What is asked:
Copy out the whole listing exactly as written, leaving the pictures behind.
==== Source records
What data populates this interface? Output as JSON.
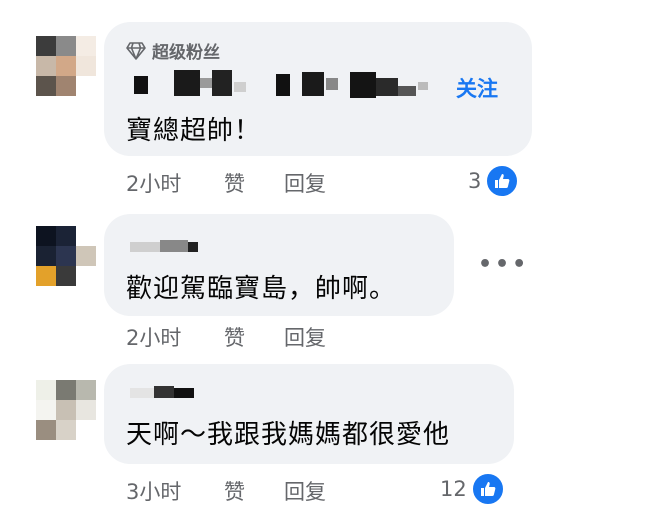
{
  "comments": [
    {
      "badge": "超级粉丝",
      "follow_label": "关注",
      "text": "寶總超帥！",
      "time": "2小时",
      "like_label": "赞",
      "reply_label": "回复",
      "like_count": "3",
      "avatar_colors": [
        "#3c3c3c",
        "#8a8a8a",
        "#e0d8d0",
        "#a89888",
        "#caa78a",
        "#d8d0c8",
        "#6e6258",
        "#ecdcd0",
        "#ffffff"
      ]
    },
    {
      "text": "歡迎駕臨寶島，帥啊。",
      "time": "2小时",
      "like_label": "赞",
      "reply_label": "回复",
      "more_label": "•••",
      "avatar_colors": [
        "#0d1320",
        "#1d2438",
        "#6a6f7e",
        "#1a2233",
        "#2c3550",
        "#cfc6b8",
        "#e3a12a",
        "#3a3a3a",
        "#ffffff"
      ]
    },
    {
      "text": "天啊～我跟我媽媽都很愛他",
      "time": "3小时",
      "like_label": "赞",
      "reply_label": "回复",
      "like_count": "12",
      "avatar_colors": [
        "#eef0e8",
        "#7a7a72",
        "#b8b8ae",
        "#f4f4f0",
        "#c8c0b4",
        "#e8e6e0",
        "#9a8e80",
        "#d8d2c8",
        "#ffffff"
      ]
    }
  ],
  "colors": {
    "accent": "#1877f2",
    "bubble": "#f0f2f5",
    "muted": "#65676b"
  }
}
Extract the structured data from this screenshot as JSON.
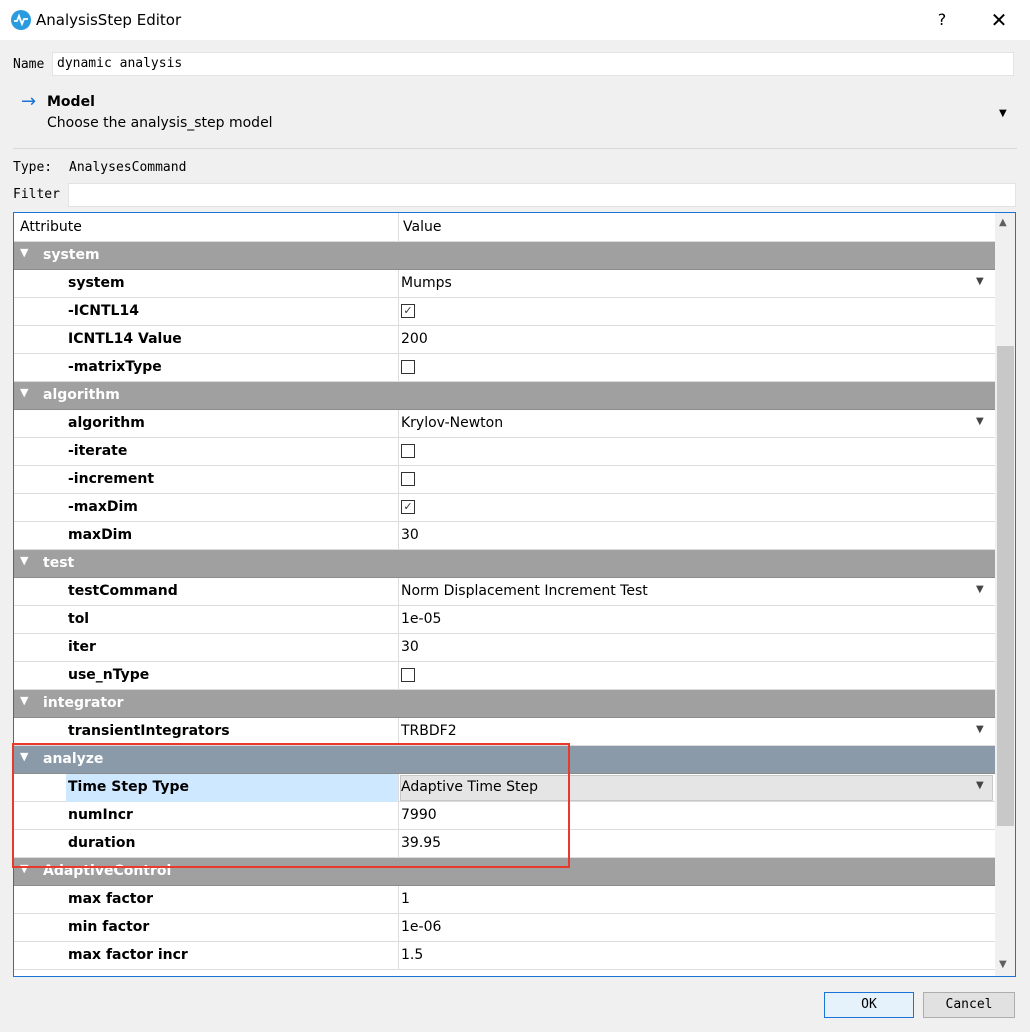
{
  "window": {
    "title": "AnalysisStep Editor",
    "help": "?",
    "close": "✕"
  },
  "name": {
    "label": "Name",
    "value": "dynamic analysis"
  },
  "model": {
    "title": "Model",
    "subtitle": "Choose the analysis_step model"
  },
  "type": {
    "label": "Type:",
    "value": "AnalysesCommand"
  },
  "filter": {
    "label": "Filter",
    "value": ""
  },
  "table": {
    "headers": {
      "attribute": "Attribute",
      "value": "Value"
    },
    "rows": [
      {
        "group": "system"
      },
      {
        "name": "system",
        "value": "Mumps",
        "dropdown": true
      },
      {
        "name": "-ICNTL14",
        "checkbox": true,
        "checked": true
      },
      {
        "name": "ICNTL14 Value",
        "value": "200"
      },
      {
        "name": "-matrixType",
        "checkbox": true,
        "checked": false
      },
      {
        "group": "algorithm"
      },
      {
        "name": "algorithm",
        "value": "Krylov-Newton",
        "dropdown": true
      },
      {
        "name": "-iterate",
        "checkbox": true,
        "checked": false
      },
      {
        "name": "-increment",
        "checkbox": true,
        "checked": false
      },
      {
        "name": "-maxDim",
        "checkbox": true,
        "checked": true
      },
      {
        "name": "maxDim",
        "value": "30"
      },
      {
        "group": "test"
      },
      {
        "name": "testCommand",
        "value": "Norm Displacement Increment Test",
        "dropdown": true
      },
      {
        "name": "tol",
        "value": "1e-05"
      },
      {
        "name": "iter",
        "value": "30"
      },
      {
        "name": "use_nType",
        "checkbox": true,
        "checked": false
      },
      {
        "group": "integrator"
      },
      {
        "name": "transientIntegrators",
        "value": "TRBDF2",
        "dropdown": true
      },
      {
        "group": "analyze",
        "highlight": true
      },
      {
        "name": "Time Step Type",
        "value": "Adaptive Time Step",
        "dropdown": true,
        "selected": true
      },
      {
        "name": "numIncr",
        "value": "7990"
      },
      {
        "name": "duration",
        "value": "39.95"
      },
      {
        "group": "AdaptiveControl"
      },
      {
        "name": "max factor",
        "value": "1"
      },
      {
        "name": "min factor",
        "value": "1e-06"
      },
      {
        "name": "max factor incr",
        "value": "1.5"
      }
    ]
  },
  "buttons": {
    "ok": "OK",
    "cancel": "Cancel"
  },
  "colors": {
    "accent": "#1a73d6",
    "group_bg": "#a0a0a0",
    "highlight_box": "#e8392b"
  }
}
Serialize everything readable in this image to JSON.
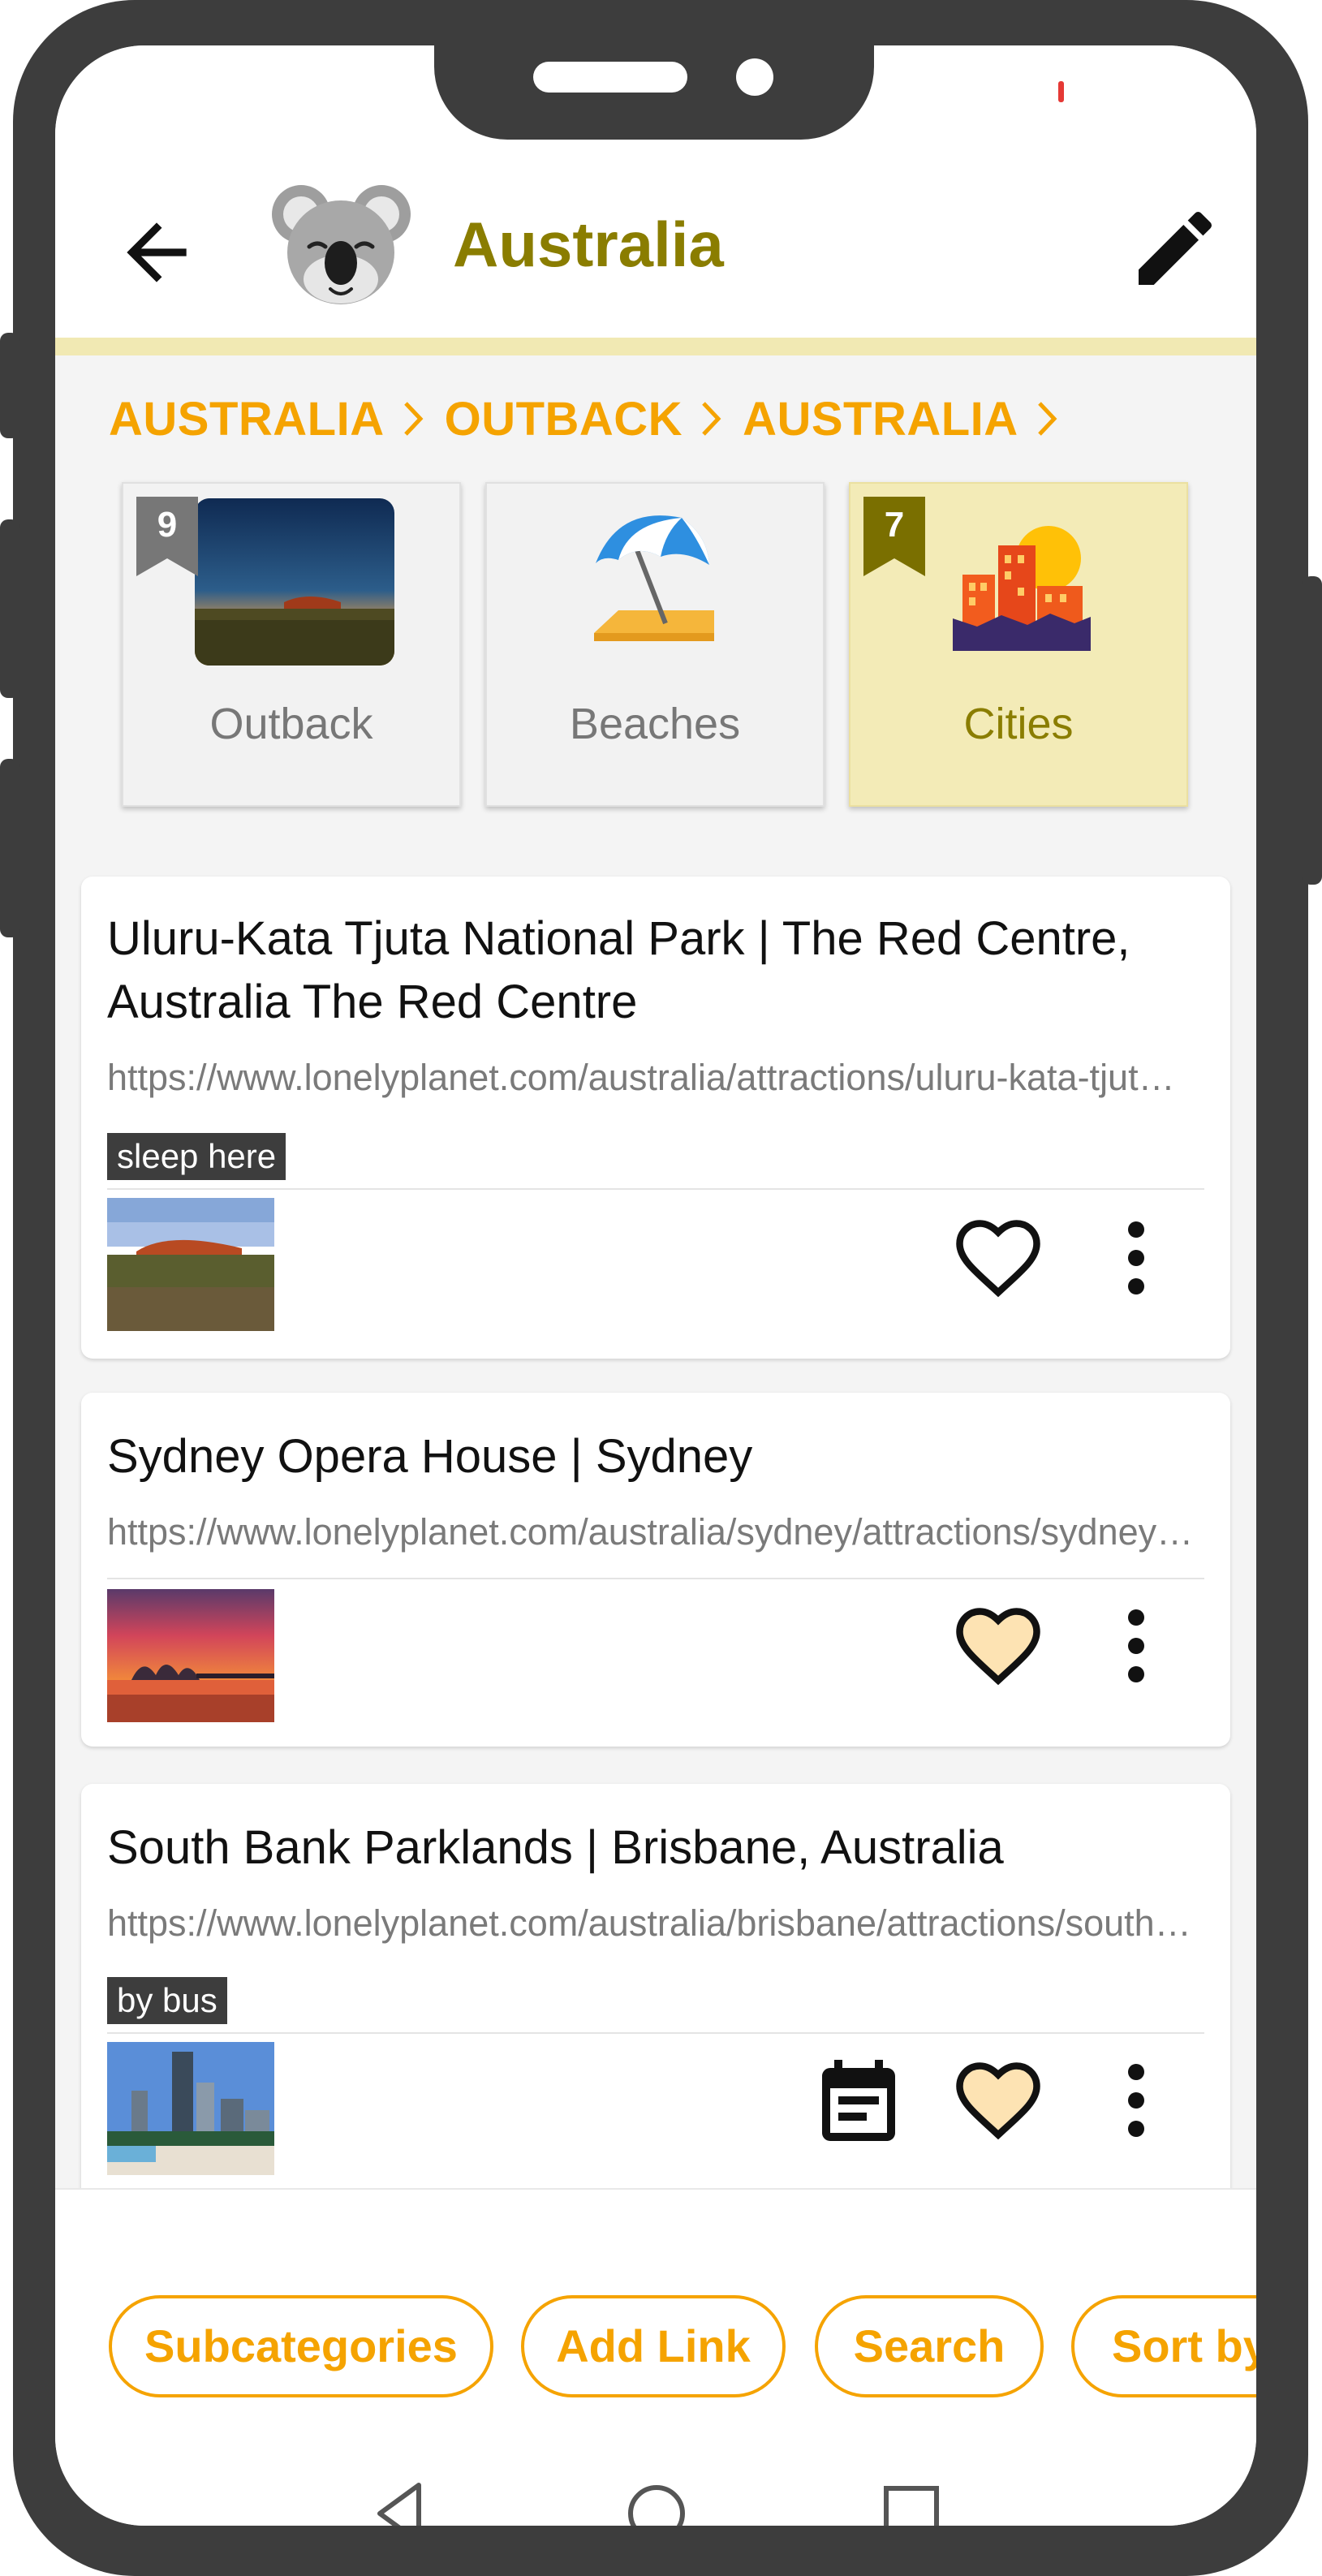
{
  "app_bar": {
    "title": "Australia",
    "back_icon": "arrow-left-icon",
    "logo_icon": "koala-icon",
    "edit_icon": "pencil-icon"
  },
  "breadcrumb": [
    "AUSTRALIA",
    "OUTBACK",
    "AUSTRALIA"
  ],
  "categories": [
    {
      "label": "Outback",
      "count": "9",
      "active": false,
      "image": "uluru-sunset-photo"
    },
    {
      "label": "Beaches",
      "count": "",
      "active": false,
      "image": "beach-umbrella-emoji"
    },
    {
      "label": "Cities",
      "count": "7",
      "active": true,
      "image": "cityscape-sunset-emoji"
    }
  ],
  "links": [
    {
      "title": "Uluru-Kata Tjuta National Park | The Red Centre, Australia The Red Centre",
      "url": "https://www.lonelyplanet.com/australia/attractions/uluru-kata-tjuta-national-park",
      "tag": "sleep here",
      "favorite": false,
      "thumbnail": "uluru-photo"
    },
    {
      "title": "Sydney Opera House | Sydney",
      "url": "https://www.lonelyplanet.com/australia/sydney/attractions/sydney-opera-house",
      "tag": "",
      "favorite": true,
      "thumbnail": "sydney-opera-house-photo"
    },
    {
      "title": "South Bank Parklands | Brisbane, Australia",
      "url": "https://www.lonelyplanet.com/australia/brisbane/attractions/south-bank-parklands",
      "tag": "by bus",
      "favorite": true,
      "has_calendar": true,
      "thumbnail": "brisbane-south-bank-photo"
    }
  ],
  "bottom_actions": [
    "Subcategories",
    "Add Link",
    "Search",
    "Sort by"
  ],
  "colors": {
    "accent": "#f5a300",
    "title": "#8a7d00",
    "active_category": "#f3ebb7",
    "favorite_fill": "#fde3b3"
  }
}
========
Exercise answer:
What data populates this interface? Output as JSON.
{
  "comments": [
    {
      "badge": "超级粉丝",
      "follow_label": "关注",
      "text": "寶總超帥！",
      "time": "2小时",
      "like_label": "赞",
      "reply_label": "回复",
      "like_count": "3",
      "avatar_colors": [
        "#3c3c3c",
        "#8a8a8a",
        "#e0d8d0",
        "#a89888",
        "#caa78a",
        "#d8d0c8",
        "#6e6258",
        "#ecdcd0",
        "#ffffff"
      ]
    },
    {
      "text": "歡迎駕臨寶島，帥啊。",
      "time": "2小时",
      "like_label": "赞",
      "reply_label": "回复",
      "more_label": "•••",
      "avatar_colors": [
        "#0d1320",
        "#1d2438",
        "#6a6f7e",
        "#1a2233",
        "#2c3550",
        "#cfc6b8",
        "#e3a12a",
        "#3a3a3a",
        "#ffffff"
      ]
    },
    {
      "text": "天啊～我跟我媽媽都很愛他",
      "time": "3小时",
      "like_label": "赞",
      "reply_label": "回复",
      "like_count": "12",
      "avatar_colors": [
        "#eef0e8",
        "#7a7a72",
        "#b8b8ae",
        "#f4f4f0",
        "#c8c0b4",
        "#e8e6e0",
        "#9a8e80",
        "#d8d2c8",
        "#ffffff"
      ]
    }
  ],
  "colors": {
    "accent": "#1877f2",
    "bubble": "#f0f2f5",
    "muted": "#65676b"
  }
}
Extract the structured data from this screenshot as JSON.
{
  "window": {
    "title": "AnalysisStep Editor",
    "help": "?",
    "close": "✕"
  },
  "name": {
    "label": "Name",
    "value": "dynamic analysis"
  },
  "model": {
    "title": "Model",
    "subtitle": "Choose the analysis_step model"
  },
  "type": {
    "label": "Type:",
    "value": "AnalysesCommand"
  },
  "filter": {
    "label": "Filter",
    "value": ""
  },
  "table": {
    "headers": {
      "attribute": "Attribute",
      "value": "Value"
    },
    "rows": [
      {
        "group": "system"
      },
      {
        "name": "system",
        "value": "Mumps",
        "dropdown": true
      },
      {
        "name": "-ICNTL14",
        "checkbox": true,
        "checked": true
      },
      {
        "name": "ICNTL14 Value",
        "value": "200"
      },
      {
        "name": "-matrixType",
        "checkbox": true,
        "checked": false
      },
      {
        "group": "algorithm"
      },
      {
        "name": "algorithm",
        "value": "Krylov-Newton",
        "dropdown": true
      },
      {
        "name": "-iterate",
        "checkbox": true,
        "checked": false
      },
      {
        "name": "-increment",
        "checkbox": true,
        "checked": false
      },
      {
        "name": "-maxDim",
        "checkbox": true,
        "checked": true
      },
      {
        "name": "maxDim",
        "value": "30"
      },
      {
        "group": "test"
      },
      {
        "name": "testCommand",
        "value": "Norm Displacement Increment Test",
        "dropdown": true
      },
      {
        "name": "tol",
        "value": "1e-05"
      },
      {
        "name": "iter",
        "value": "30"
      },
      {
        "name": "use_nType",
        "checkbox": true,
        "checked": false
      },
      {
        "group": "integrator"
      },
      {
        "name": "transientIntegrators",
        "value": "TRBDF2",
        "dropdown": true
      },
      {
        "group": "analyze",
        "highlight": true
      },
      {
        "name": "Time Step Type",
        "value": "Adaptive Time Step",
        "dropdown": true,
        "selected": true
      },
      {
        "name": "numIncr",
        "value": "7990"
      },
      {
        "name": "duration",
        "value": "39.95"
      },
      {
        "group": "AdaptiveControl"
      },
      {
        "name": "max factor",
        "value": "1"
      },
      {
        "name": "min factor",
        "value": "1e-06"
      },
      {
        "name": "max factor incr",
        "value": "1.5"
      }
    ]
  },
  "buttons": {
    "ok": "OK",
    "cancel": "Cancel"
  },
  "colors": {
    "accent": "#1a73d6",
    "group_bg": "#a0a0a0",
    "highlight_box": "#e8392b"
  }
}
Serialize everything readable in this image to JSON.
{
  "app_bar": {
    "title": "Australia",
    "back_icon": "arrow-left-icon",
    "logo_icon": "koala-icon",
    "edit_icon": "pencil-icon"
  },
  "breadcrumb": [
    "AUSTRALIA",
    "OUTBACK",
    "AUSTRALIA"
  ],
  "categories": [
    {
      "label": "Outback",
      "count": "9",
      "active": false,
      "image": "uluru-sunset-photo"
    },
    {
      "label": "Beaches",
      "count": "",
      "active": false,
      "image": "beach-umbrella-emoji"
    },
    {
      "label": "Cities",
      "count": "7",
      "active": true,
      "image": "cityscape-sunset-emoji"
    }
  ],
  "links": [
    {
      "title": "Uluru-Kata Tjuta National Park | The Red Centre, Australia The Red Centre",
      "url": "https://www.lonelyplanet.com/australia/attractions/uluru-kata-tjuta-national-park",
      "tag": "sleep here",
      "favorite": false,
      "thumbnail": "uluru-photo"
    },
    {
      "title": "Sydney Opera House | Sydney",
      "url": "https://www.lonelyplanet.com/australia/sydney/attractions/sydney-opera-house",
      "tag": "",
      "favorite": true,
      "thumbnail": "sydney-opera-house-photo"
    },
    {
      "title": "South Bank Parklands | Brisbane, Australia",
      "url": "https://www.lonelyplanet.com/australia/brisbane/attractions/south-bank-parklands",
      "tag": "by bus",
      "favorite": true,
      "has_calendar": true,
      "thumbnail": "brisbane-south-bank-photo"
    }
  ],
  "bottom_actions": [
    "Subcategories",
    "Add Link",
    "Search",
    "Sort by"
  ],
  "colors": {
    "accent": "#f5a300",
    "title": "#8a7d00",
    "active_category": "#f3ebb7",
    "favorite_fill": "#fde3b3"
  }
}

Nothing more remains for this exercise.